EXERCISE PROMPT - Filter the records below and copy every line containing the word "DisplayName".

[start of TASK DATA]

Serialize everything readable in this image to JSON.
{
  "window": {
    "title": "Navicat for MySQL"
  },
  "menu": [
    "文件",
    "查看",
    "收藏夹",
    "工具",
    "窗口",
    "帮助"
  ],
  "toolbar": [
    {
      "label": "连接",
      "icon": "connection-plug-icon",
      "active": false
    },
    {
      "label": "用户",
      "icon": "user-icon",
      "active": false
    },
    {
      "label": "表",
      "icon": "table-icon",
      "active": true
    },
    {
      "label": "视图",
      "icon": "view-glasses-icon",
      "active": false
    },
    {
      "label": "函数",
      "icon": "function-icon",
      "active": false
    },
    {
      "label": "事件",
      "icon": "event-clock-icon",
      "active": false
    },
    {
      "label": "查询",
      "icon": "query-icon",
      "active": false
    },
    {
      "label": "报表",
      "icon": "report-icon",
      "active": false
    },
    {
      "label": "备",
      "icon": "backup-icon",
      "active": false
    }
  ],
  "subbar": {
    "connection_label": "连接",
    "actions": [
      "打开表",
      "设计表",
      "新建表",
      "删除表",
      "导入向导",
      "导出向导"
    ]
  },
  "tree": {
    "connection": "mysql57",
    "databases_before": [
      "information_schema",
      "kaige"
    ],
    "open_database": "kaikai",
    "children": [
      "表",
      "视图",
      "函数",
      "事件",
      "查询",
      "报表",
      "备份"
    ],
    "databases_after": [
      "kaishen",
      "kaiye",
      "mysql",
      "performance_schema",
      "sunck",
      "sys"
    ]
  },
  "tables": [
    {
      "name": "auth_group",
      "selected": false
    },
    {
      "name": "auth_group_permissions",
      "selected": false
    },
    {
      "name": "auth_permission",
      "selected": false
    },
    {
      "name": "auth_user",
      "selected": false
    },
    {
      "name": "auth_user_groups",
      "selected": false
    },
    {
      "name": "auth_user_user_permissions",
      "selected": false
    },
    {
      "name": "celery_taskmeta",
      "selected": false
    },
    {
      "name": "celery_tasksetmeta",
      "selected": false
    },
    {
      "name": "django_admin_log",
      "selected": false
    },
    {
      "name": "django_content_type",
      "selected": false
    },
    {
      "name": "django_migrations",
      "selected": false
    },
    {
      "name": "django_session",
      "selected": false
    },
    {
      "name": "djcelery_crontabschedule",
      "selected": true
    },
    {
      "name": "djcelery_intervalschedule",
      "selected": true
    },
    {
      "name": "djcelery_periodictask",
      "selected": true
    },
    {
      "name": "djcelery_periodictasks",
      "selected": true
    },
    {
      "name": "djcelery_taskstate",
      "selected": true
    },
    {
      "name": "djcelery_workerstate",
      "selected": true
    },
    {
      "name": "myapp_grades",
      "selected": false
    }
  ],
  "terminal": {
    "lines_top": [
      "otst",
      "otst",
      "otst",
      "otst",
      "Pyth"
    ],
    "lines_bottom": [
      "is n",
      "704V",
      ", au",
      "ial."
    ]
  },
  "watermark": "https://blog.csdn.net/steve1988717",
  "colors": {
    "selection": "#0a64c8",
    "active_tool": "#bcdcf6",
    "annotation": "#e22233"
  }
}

[end of TASK DATA]
[start of TASK DATA]

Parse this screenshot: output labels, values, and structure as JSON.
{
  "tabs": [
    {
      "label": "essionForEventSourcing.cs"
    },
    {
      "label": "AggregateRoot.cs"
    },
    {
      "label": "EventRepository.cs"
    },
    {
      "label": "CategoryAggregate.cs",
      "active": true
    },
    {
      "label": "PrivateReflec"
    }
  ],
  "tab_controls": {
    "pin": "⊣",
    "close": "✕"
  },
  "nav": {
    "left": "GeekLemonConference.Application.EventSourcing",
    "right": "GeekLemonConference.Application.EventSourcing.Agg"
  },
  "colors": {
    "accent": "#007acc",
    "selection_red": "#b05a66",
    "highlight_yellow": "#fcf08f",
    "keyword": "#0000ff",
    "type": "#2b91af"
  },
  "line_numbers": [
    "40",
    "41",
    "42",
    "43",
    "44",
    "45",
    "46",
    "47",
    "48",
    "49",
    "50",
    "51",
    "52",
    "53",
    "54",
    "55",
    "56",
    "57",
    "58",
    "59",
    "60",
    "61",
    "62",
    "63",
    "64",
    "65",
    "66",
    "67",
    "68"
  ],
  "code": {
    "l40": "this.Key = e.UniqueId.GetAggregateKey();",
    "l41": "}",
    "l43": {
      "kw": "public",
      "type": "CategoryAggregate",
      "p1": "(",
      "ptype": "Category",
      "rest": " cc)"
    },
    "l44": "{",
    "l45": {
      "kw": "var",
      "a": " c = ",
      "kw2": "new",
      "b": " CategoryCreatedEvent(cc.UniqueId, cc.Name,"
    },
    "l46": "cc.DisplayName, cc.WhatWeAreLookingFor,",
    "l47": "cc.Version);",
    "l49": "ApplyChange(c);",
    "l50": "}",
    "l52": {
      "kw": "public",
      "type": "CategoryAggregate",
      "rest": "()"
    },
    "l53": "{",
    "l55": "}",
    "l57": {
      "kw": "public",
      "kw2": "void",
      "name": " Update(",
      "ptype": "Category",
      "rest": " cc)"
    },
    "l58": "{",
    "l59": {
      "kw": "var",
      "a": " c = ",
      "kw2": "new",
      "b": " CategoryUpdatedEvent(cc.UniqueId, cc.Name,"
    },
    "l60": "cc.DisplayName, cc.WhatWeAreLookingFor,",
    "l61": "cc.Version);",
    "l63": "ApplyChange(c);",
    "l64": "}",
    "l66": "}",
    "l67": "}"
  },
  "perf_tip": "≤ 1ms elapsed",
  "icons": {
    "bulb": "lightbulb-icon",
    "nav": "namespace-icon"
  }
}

[end of TASK DATA]

RESPONSE TO THE EXERCISE -
    "l46": "cc.DisplayName, cc.WhatWeAreLookingFor,",
    "l60": "cc.DisplayName, cc.WhatWeAreLookingFor,",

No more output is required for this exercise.